What you are asked to do: Reproduce each line that includes the word "name".

Provided data:
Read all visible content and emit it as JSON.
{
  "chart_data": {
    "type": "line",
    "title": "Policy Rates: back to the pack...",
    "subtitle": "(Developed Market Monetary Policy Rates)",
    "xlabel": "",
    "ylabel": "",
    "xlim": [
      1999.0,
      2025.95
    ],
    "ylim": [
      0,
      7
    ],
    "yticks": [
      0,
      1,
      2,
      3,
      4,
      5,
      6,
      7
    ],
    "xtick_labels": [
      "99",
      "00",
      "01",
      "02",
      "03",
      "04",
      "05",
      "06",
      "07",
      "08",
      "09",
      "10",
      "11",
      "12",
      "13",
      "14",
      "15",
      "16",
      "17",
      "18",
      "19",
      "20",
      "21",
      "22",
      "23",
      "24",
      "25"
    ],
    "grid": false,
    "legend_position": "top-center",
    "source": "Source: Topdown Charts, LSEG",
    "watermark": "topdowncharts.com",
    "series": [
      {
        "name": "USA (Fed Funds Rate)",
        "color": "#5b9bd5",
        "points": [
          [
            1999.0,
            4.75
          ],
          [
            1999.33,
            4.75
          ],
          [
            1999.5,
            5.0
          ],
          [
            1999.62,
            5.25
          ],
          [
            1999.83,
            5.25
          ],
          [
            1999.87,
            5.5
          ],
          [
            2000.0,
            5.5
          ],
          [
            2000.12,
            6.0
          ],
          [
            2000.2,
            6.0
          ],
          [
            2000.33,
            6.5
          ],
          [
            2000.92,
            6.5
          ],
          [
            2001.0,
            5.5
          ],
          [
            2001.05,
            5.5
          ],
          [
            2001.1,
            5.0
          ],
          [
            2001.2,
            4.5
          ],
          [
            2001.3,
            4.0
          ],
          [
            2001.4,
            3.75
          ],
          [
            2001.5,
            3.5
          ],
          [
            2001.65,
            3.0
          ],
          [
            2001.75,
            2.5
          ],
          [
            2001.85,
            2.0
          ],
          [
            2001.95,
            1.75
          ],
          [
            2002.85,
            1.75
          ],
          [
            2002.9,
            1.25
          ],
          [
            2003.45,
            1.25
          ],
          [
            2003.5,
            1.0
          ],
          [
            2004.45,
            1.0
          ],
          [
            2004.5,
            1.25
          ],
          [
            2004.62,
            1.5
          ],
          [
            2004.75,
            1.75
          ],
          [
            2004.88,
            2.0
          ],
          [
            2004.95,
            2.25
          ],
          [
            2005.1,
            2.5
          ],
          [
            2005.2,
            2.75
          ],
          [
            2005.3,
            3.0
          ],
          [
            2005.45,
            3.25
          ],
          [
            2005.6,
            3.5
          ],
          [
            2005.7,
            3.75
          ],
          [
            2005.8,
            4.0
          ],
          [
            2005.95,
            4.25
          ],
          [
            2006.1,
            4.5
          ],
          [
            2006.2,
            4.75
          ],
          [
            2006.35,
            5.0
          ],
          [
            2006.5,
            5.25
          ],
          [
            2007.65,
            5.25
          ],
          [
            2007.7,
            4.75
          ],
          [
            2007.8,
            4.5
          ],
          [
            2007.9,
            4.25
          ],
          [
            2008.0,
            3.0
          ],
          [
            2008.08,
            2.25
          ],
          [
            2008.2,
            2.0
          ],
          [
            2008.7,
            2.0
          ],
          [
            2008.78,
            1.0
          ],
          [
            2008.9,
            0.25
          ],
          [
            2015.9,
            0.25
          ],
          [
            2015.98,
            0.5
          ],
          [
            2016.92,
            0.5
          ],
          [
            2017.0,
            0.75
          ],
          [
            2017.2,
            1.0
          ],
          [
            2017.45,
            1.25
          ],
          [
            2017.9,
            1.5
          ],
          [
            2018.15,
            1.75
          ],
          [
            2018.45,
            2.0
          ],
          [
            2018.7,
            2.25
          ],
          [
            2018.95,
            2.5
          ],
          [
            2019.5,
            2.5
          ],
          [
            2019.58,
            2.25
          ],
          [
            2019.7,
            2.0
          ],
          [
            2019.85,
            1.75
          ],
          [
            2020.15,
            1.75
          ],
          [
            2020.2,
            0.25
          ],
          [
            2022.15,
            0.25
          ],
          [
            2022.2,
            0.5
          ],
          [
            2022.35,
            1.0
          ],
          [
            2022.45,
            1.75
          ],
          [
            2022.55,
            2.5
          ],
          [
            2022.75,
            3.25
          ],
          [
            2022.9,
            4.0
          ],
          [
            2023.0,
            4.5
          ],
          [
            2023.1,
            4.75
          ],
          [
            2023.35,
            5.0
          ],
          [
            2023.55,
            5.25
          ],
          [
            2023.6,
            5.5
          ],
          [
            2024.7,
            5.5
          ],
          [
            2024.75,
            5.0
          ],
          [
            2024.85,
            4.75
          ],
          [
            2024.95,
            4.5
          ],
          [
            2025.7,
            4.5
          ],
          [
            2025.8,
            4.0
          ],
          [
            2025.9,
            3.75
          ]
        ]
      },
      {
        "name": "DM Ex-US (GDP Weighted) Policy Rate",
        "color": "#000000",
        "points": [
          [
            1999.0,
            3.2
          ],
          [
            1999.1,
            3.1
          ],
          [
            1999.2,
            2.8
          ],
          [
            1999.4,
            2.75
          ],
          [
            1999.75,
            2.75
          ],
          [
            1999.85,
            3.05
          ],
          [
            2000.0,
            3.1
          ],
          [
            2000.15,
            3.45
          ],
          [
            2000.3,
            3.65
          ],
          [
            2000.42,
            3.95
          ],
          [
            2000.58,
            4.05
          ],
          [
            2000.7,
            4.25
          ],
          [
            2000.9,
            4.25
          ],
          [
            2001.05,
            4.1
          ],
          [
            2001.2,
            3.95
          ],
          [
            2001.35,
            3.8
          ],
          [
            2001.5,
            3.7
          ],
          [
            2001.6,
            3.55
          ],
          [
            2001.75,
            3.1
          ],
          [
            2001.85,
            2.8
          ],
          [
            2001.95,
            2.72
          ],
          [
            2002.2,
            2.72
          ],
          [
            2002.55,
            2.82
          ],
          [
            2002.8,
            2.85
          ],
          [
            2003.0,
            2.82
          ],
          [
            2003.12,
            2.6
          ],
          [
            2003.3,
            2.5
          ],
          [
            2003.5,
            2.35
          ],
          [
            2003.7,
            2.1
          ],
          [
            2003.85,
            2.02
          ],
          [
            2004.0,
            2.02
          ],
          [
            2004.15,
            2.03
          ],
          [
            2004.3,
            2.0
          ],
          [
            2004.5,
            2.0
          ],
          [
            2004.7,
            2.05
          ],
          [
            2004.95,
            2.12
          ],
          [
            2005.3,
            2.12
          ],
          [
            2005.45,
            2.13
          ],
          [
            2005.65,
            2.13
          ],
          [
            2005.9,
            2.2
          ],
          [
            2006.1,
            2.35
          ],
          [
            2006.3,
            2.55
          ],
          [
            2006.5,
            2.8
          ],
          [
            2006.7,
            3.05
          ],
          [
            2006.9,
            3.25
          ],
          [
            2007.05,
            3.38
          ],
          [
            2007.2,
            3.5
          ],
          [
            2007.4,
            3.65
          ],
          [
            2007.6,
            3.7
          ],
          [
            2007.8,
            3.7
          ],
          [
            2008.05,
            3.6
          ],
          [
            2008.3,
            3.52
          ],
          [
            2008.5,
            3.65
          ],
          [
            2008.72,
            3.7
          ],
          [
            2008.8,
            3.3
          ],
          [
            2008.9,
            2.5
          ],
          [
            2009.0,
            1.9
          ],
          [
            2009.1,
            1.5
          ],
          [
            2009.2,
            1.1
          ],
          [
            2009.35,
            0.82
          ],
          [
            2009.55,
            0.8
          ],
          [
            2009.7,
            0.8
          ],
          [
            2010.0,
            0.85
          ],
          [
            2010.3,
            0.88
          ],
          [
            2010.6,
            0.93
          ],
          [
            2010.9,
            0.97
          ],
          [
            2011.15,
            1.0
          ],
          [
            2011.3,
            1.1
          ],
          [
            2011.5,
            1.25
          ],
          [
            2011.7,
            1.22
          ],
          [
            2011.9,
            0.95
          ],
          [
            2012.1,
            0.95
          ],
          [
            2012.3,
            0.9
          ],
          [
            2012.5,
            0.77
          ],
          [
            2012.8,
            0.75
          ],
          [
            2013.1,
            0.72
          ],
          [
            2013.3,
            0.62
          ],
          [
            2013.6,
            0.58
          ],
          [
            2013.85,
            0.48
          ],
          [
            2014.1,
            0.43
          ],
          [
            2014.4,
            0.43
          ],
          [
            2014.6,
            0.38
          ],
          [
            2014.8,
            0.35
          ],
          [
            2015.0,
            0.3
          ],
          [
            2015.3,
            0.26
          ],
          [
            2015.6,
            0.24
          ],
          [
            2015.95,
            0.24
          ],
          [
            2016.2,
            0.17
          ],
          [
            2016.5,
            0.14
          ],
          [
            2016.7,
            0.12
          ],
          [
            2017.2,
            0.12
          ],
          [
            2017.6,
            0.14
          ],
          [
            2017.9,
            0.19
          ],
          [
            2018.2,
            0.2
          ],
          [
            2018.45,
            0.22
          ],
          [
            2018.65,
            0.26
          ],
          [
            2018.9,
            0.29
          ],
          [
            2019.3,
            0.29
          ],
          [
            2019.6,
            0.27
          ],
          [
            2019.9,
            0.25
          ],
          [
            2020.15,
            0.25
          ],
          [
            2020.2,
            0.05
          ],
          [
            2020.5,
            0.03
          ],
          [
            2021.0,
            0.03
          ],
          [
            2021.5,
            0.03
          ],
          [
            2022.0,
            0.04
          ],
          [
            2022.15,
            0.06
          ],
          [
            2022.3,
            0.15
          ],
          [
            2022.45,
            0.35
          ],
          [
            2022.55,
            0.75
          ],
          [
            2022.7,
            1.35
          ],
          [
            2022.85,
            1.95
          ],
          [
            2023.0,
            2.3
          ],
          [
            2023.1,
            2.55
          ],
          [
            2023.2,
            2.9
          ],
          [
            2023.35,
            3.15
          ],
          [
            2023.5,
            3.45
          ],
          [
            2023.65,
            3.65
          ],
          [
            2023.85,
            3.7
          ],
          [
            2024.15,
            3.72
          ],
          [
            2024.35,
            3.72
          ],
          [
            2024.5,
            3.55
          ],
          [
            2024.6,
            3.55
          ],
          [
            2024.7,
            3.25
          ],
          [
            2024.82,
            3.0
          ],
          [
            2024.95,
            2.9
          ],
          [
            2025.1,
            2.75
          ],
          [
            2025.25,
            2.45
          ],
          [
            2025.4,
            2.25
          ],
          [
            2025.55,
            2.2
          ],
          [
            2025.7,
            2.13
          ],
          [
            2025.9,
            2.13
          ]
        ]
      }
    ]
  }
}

Full answer:
        "name": "USA (Fed Funds Rate)",
        "name": "DM Ex-US (GDP Weighted) Policy Rate",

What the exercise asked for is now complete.